[Opening DATA section]
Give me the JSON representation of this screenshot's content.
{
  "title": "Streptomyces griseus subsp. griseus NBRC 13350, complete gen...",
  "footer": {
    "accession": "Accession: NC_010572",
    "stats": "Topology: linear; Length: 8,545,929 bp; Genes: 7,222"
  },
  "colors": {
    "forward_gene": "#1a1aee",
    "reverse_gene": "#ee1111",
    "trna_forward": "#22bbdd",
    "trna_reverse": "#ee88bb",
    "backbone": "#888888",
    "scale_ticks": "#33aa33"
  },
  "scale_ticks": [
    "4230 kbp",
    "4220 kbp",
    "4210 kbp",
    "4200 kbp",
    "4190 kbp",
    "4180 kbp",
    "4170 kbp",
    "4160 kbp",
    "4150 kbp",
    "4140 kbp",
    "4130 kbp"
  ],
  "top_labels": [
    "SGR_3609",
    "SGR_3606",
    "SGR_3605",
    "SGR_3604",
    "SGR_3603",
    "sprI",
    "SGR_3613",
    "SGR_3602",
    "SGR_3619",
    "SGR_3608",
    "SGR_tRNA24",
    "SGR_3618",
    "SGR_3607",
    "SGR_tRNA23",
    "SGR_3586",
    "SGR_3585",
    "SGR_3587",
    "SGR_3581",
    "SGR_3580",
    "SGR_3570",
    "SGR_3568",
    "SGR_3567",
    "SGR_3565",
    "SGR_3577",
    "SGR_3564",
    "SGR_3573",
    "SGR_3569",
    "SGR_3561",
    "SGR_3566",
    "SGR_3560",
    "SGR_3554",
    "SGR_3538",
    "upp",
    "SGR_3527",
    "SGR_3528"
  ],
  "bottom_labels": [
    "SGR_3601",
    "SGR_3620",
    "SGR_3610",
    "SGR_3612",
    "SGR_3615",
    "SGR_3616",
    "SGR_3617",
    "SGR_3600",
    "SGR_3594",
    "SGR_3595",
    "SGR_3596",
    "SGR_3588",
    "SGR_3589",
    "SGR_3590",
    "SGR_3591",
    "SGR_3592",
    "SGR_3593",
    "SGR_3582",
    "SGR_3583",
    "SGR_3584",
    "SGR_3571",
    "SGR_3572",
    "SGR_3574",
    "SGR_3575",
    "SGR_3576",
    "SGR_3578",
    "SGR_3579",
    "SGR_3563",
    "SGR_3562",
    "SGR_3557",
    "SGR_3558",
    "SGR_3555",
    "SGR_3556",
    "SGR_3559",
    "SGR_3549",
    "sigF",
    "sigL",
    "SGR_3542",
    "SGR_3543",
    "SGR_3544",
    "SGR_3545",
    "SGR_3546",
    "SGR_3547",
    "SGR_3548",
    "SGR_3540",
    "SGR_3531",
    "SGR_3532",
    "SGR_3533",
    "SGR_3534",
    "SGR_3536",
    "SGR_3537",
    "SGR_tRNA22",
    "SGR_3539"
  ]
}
[Closing DATA section]
DIRECTIONS »
Repeat all of the records, letter for letter.

OUTPUT FOR THIS TASK »
Give me the JSON representation of this screenshot's content.
{
  "title": "Streptomyces griseus subsp. griseus NBRC 13350, complete gen...",
  "footer": {
    "accession": "Accession: NC_010572",
    "stats": "Topology: linear; Length: 8,545,929 bp; Genes: 7,222"
  },
  "colors": {
    "forward_gene": "#1a1aee",
    "reverse_gene": "#ee1111",
    "trna_forward": "#22bbdd",
    "trna_reverse": "#ee88bb",
    "backbone": "#888888",
    "scale_ticks": "#33aa33"
  },
  "scale_ticks": [
    "4230 kbp",
    "4220 kbp",
    "4210 kbp",
    "4200 kbp",
    "4190 kbp",
    "4180 kbp",
    "4170 kbp",
    "4160 kbp",
    "4150 kbp",
    "4140 kbp",
    "4130 kbp"
  ],
  "top_labels": [
    "SGR_3609",
    "SGR_3606",
    "SGR_3605",
    "SGR_3604",
    "SGR_3603",
    "sprI",
    "SGR_3613",
    "SGR_3602",
    "SGR_3619",
    "SGR_3608",
    "SGR_tRNA24",
    "SGR_3618",
    "SGR_3607",
    "SGR_tRNA23",
    "SGR_3586",
    "SGR_3585",
    "SGR_3587",
    "SGR_3581",
    "SGR_3580",
    "SGR_3570",
    "SGR_3568",
    "SGR_3567",
    "SGR_3565",
    "SGR_3577",
    "SGR_3564",
    "SGR_3573",
    "SGR_3569",
    "SGR_3561",
    "SGR_3566",
    "SGR_3560",
    "SGR_3554",
    "SGR_3538",
    "upp",
    "SGR_3527",
    "SGR_3528"
  ],
  "bottom_labels": [
    "SGR_3601",
    "SGR_3620",
    "SGR_3610",
    "SGR_3612",
    "SGR_3615",
    "SGR_3616",
    "SGR_3617",
    "SGR_3600",
    "SGR_3594",
    "SGR_3595",
    "SGR_3596",
    "SGR_3588",
    "SGR_3589",
    "SGR_3590",
    "SGR_3591",
    "SGR_3592",
    "SGR_3593",
    "SGR_3582",
    "SGR_3583",
    "SGR_3584",
    "SGR_3571",
    "SGR_3572",
    "SGR_3574",
    "SGR_3575",
    "SGR_3576",
    "SGR_3578",
    "SGR_3579",
    "SGR_3563",
    "SGR_3562",
    "SGR_3557",
    "SGR_3558",
    "SGR_3555",
    "SGR_3556",
    "SGR_3559",
    "SGR_3549",
    "sigF",
    "sigL",
    "SGR_3542",
    "SGR_3543",
    "SGR_3544",
    "SGR_3545",
    "SGR_3546",
    "SGR_3547",
    "SGR_3548",
    "SGR_3540",
    "SGR_3531",
    "SGR_3532",
    "SGR_3533",
    "SGR_3534",
    "SGR_3536",
    "SGR_3537",
    "SGR_tRNA22",
    "SGR_3539"
  ]
}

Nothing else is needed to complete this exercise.